Extracted data entries:
## BEGIN

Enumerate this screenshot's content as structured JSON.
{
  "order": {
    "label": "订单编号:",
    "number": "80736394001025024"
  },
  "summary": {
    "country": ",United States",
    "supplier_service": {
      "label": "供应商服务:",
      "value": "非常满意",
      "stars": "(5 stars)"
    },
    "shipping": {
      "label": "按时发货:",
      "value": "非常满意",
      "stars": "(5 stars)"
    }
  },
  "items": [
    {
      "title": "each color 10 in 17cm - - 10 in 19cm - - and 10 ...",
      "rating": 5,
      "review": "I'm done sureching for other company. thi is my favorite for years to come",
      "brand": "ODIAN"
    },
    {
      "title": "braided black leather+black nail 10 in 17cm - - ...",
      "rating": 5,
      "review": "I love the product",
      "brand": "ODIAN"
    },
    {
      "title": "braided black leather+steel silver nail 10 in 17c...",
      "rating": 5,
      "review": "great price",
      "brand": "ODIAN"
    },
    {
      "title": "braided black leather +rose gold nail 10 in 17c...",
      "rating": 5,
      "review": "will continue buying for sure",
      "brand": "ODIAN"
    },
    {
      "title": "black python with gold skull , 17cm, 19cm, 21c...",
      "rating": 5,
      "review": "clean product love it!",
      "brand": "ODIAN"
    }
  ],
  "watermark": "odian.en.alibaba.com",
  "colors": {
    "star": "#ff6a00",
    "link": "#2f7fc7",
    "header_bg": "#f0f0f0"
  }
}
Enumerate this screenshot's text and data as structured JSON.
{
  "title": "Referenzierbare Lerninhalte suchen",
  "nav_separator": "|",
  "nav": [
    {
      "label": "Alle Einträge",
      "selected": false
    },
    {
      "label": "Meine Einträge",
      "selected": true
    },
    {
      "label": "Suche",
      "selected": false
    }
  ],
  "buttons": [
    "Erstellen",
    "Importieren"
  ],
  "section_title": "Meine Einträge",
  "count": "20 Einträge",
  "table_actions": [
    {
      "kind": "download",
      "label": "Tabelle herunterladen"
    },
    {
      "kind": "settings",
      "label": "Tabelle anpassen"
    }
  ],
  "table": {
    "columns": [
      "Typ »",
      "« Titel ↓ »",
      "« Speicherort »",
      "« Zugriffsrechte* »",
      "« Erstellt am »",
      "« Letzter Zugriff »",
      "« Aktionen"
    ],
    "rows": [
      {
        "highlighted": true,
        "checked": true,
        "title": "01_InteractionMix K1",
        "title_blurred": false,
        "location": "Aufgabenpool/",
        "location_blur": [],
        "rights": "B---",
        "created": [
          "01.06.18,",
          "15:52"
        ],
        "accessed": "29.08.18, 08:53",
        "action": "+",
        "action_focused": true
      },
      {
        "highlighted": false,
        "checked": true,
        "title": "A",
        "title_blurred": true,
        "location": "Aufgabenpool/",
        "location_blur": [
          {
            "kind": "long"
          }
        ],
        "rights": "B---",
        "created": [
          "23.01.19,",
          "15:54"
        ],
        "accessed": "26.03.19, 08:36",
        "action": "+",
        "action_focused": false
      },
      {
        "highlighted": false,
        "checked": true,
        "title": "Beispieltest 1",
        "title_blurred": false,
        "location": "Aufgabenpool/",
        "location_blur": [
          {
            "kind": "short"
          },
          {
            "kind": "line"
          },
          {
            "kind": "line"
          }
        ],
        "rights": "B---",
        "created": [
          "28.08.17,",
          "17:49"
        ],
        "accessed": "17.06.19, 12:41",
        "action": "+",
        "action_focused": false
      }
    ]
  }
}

## END

*Job*
Reproduce exactly the lines from the one containing "Enumerate this screenshot's text" through the last line of the records above, including both, and nothing else.

*Answer to the problem*
Enumerate this screenshot's text and data as structured JSON.
{
  "title": "Referenzierbare Lerninhalte suchen",
  "nav_separator": "|",
  "nav": [
    {
      "label": "Alle Einträge",
      "selected": false
    },
    {
      "label": "Meine Einträge",
      "selected": true
    },
    {
      "label": "Suche",
      "selected": false
    }
  ],
  "buttons": [
    "Erstellen",
    "Importieren"
  ],
  "section_title": "Meine Einträge",
  "count": "20 Einträge",
  "table_actions": [
    {
      "kind": "download",
      "label": "Tabelle herunterladen"
    },
    {
      "kind": "settings",
      "label": "Tabelle anpassen"
    }
  ],
  "table": {
    "columns": [
      "Typ »",
      "« Titel ↓ »",
      "« Speicherort »",
      "« Zugriffsrechte* »",
      "« Erstellt am »",
      "« Letzter Zugriff »",
      "« Aktionen"
    ],
    "rows": [
      {
        "highlighted": true,
        "checked": true,
        "title": "01_InteractionMix K1",
        "title_blurred": false,
        "location": "Aufgabenpool/",
        "location_blur": [],
        "rights": "B---",
        "created": [
          "01.06.18,",
          "15:52"
        ],
        "accessed": "29.08.18, 08:53",
        "action": "+",
        "action_focused": true
      },
      {
        "highlighted": false,
        "checked": true,
        "title": "A",
        "title_blurred": true,
        "location": "Aufgabenpool/",
        "location_blur": [
          {
            "kind": "long"
          }
        ],
        "rights": "B---",
        "created": [
          "23.01.19,",
          "15:54"
        ],
        "accessed": "26.03.19, 08:36",
        "action": "+",
        "action_focused": false
      },
      {
        "highlighted": false,
        "checked": true,
        "title": "Beispieltest 1",
        "title_blurred": false,
        "location": "Aufgabenpool/",
        "location_blur": [
          {
            "kind": "short"
          },
          {
            "kind": "line"
          },
          {
            "kind": "line"
          }
        ],
        "rights": "B---",
        "created": [
          "28.08.17,",
          "17:49"
        ],
        "accessed": "17.06.19, 12:41",
        "action": "+",
        "action_focused": false
      }
    ]
  }
}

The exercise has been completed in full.